## [The exercise]
Check every line of the data below for the string "corner", and copy the ones that hold it.

## [Records supplied]
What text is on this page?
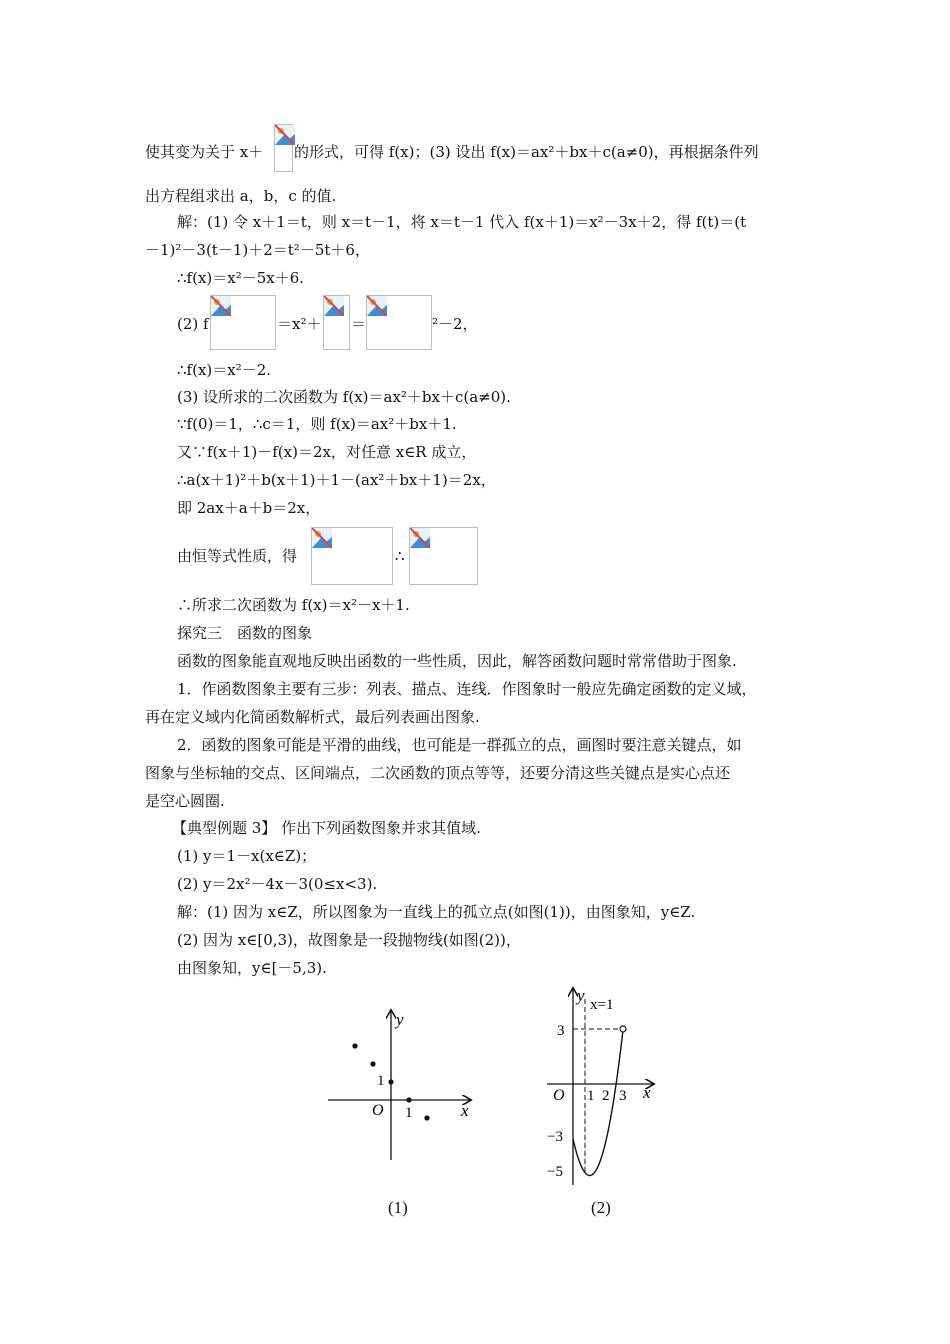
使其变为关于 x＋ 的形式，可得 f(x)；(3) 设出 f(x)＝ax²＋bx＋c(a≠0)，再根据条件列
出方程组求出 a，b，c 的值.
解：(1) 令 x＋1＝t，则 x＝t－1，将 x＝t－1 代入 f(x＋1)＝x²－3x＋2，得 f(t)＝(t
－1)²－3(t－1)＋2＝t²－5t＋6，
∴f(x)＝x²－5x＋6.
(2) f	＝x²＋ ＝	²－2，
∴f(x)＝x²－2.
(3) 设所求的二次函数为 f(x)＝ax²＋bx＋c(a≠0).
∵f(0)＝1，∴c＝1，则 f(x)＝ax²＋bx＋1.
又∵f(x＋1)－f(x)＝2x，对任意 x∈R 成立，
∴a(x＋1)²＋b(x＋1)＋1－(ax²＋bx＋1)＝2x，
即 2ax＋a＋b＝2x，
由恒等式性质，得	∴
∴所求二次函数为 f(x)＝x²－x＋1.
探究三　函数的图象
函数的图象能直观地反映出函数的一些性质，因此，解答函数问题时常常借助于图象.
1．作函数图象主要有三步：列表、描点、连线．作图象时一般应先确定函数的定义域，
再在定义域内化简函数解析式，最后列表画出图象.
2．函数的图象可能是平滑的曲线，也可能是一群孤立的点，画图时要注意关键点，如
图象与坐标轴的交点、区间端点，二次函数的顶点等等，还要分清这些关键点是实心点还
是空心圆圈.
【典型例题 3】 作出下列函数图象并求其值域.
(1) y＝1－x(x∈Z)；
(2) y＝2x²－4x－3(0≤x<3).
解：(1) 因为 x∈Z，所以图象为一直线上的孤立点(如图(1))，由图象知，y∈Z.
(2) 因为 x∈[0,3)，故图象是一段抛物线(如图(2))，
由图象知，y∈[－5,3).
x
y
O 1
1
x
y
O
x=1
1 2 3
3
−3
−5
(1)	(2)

* * *

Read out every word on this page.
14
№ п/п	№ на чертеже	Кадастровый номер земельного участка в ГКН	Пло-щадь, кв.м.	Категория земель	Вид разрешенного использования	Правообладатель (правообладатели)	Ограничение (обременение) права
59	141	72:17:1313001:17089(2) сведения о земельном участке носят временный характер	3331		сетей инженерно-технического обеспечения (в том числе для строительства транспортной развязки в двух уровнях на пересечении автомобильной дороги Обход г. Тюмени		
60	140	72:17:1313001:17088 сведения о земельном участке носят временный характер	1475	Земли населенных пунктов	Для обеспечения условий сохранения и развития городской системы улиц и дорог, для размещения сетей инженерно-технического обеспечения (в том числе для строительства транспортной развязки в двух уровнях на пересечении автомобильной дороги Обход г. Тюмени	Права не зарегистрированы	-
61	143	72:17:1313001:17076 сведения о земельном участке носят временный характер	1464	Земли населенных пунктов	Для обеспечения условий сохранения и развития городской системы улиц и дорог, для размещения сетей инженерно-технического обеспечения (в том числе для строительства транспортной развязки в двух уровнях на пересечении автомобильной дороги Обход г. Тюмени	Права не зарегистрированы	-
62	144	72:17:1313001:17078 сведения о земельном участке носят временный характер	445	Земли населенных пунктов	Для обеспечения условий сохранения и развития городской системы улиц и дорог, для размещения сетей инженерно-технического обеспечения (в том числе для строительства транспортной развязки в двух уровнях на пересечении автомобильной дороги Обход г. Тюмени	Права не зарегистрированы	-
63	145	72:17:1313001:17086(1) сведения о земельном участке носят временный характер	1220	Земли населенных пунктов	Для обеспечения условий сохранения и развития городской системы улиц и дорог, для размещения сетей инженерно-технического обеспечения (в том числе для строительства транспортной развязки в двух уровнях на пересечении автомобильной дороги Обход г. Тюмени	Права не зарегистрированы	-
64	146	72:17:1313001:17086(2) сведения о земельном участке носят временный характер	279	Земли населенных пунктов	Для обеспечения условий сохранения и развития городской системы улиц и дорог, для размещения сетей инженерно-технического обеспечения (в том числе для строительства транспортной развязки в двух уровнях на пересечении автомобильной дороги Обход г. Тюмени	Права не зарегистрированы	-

--

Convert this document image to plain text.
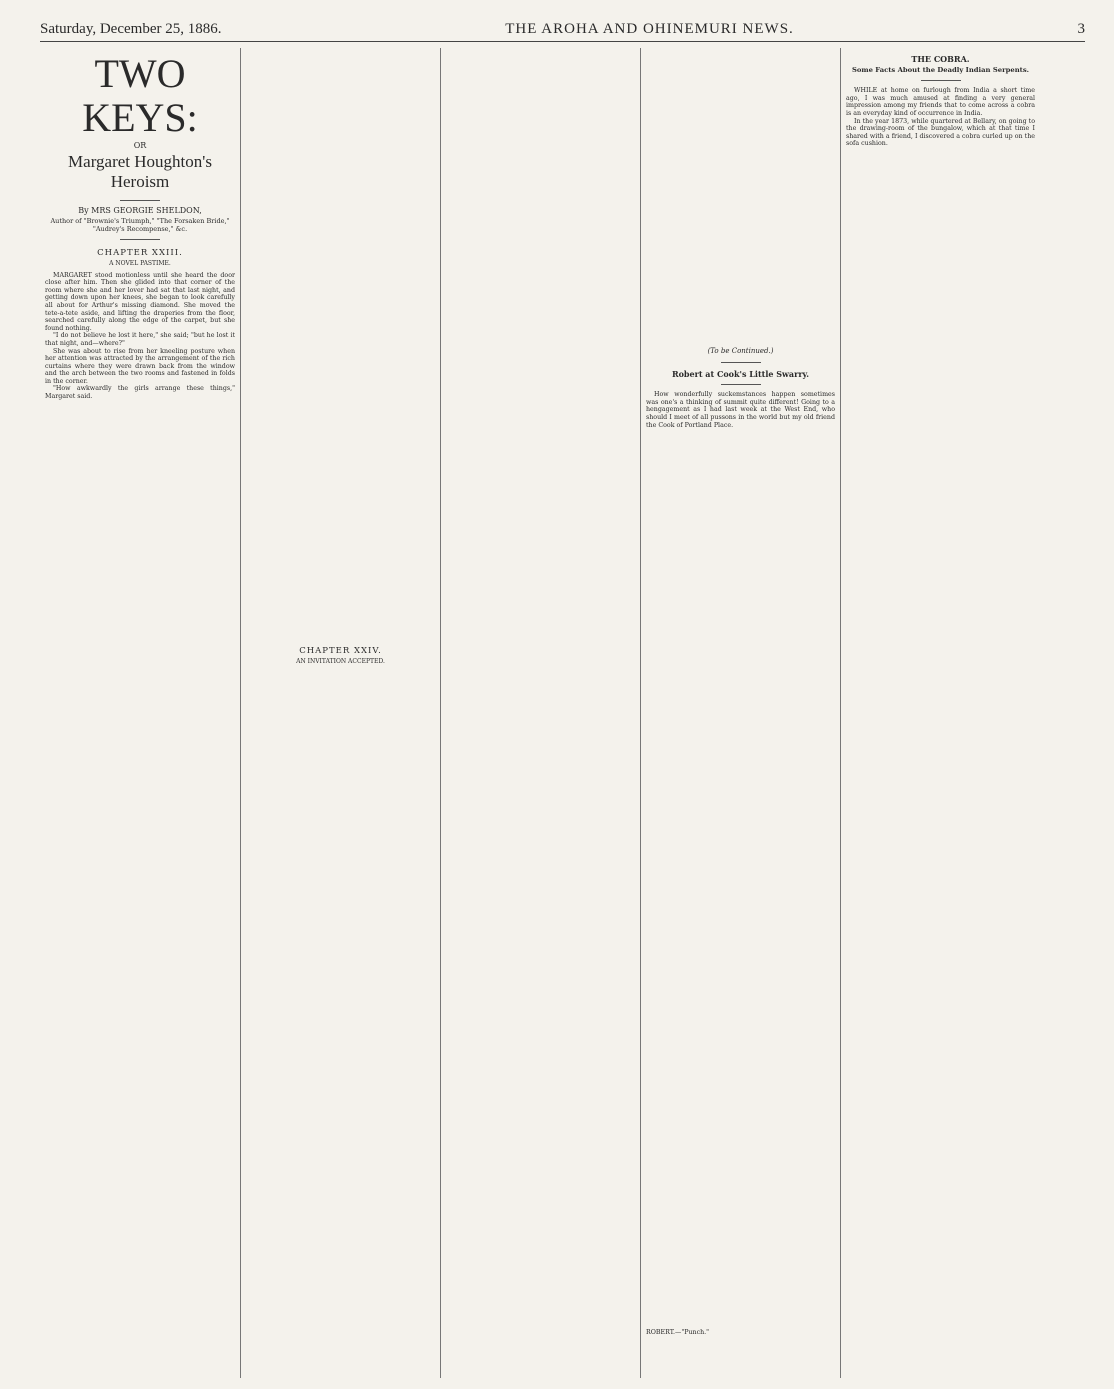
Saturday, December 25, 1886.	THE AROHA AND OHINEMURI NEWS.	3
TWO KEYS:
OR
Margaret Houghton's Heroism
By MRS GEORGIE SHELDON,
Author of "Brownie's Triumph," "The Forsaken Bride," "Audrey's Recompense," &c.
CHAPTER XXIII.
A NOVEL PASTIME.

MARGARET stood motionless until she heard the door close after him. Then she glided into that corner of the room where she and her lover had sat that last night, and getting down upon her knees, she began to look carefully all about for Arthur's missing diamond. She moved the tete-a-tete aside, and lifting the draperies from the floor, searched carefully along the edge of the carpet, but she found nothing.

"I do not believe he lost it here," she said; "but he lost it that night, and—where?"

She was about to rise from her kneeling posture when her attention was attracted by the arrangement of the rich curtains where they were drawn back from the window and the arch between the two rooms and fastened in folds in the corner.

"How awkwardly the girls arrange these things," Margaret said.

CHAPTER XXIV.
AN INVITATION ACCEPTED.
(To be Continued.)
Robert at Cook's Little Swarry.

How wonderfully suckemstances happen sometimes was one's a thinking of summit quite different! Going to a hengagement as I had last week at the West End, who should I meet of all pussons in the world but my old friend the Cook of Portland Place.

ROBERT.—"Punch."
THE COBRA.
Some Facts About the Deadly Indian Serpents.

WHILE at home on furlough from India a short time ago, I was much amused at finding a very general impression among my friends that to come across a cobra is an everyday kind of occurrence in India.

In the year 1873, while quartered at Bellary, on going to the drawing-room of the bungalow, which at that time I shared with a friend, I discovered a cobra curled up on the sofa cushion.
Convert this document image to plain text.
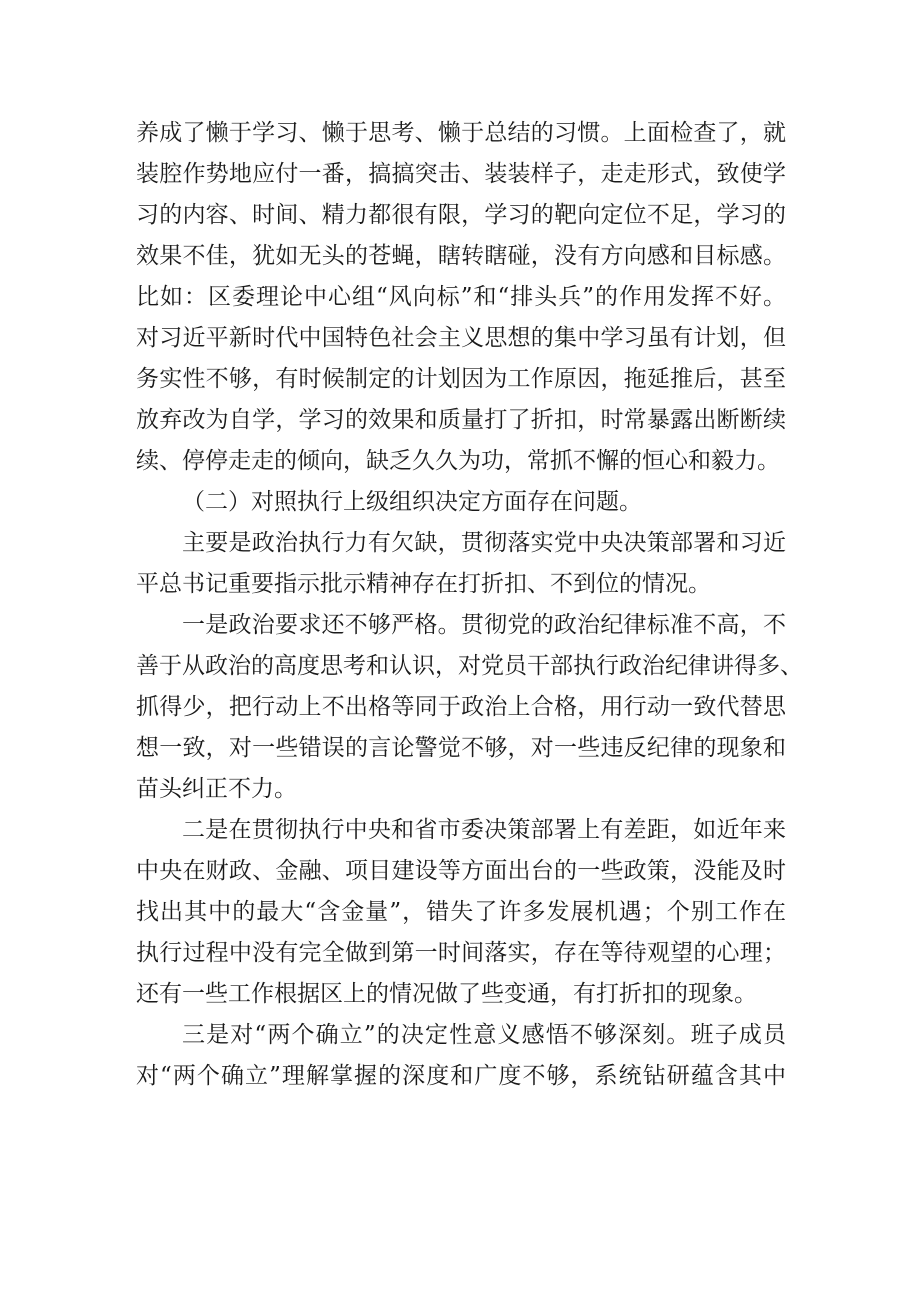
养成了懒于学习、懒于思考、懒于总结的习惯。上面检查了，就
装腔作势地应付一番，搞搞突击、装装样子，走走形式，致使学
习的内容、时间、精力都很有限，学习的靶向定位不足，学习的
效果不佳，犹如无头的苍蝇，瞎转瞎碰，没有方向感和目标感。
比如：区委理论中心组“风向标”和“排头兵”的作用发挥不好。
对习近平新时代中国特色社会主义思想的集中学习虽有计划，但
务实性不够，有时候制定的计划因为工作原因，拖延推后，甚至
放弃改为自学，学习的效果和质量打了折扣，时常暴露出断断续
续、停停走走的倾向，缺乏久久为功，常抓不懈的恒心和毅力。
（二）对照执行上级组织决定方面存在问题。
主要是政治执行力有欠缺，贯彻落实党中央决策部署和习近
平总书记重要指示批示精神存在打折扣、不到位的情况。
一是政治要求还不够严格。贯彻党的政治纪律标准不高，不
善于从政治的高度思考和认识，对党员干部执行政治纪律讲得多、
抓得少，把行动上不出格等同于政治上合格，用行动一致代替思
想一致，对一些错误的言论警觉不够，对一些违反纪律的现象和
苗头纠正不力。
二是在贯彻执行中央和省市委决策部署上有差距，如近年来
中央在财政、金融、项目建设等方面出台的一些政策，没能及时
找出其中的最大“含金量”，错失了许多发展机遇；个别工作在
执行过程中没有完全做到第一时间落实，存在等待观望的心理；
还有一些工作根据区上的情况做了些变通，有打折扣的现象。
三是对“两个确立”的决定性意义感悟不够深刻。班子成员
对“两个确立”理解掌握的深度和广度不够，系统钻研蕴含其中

## [The result]
MARGARET stood motionless until she heard the door close after him. Then she glided into that corner of the room where she and her lover had sat that last night, and getting down upon her knees, she began to look carefully all about for Arthur's missing diamond. She moved the tete-a-tete aside, and lifting the draperies from the floor, searched carefully along the edge of the carpet, but she found nothing.
She was about to rise from her kneeling posture when her attention was attracted by the arrangement of the rich curtains where they were drawn back from the window and the arch between the two rooms and fastened in folds in the corner.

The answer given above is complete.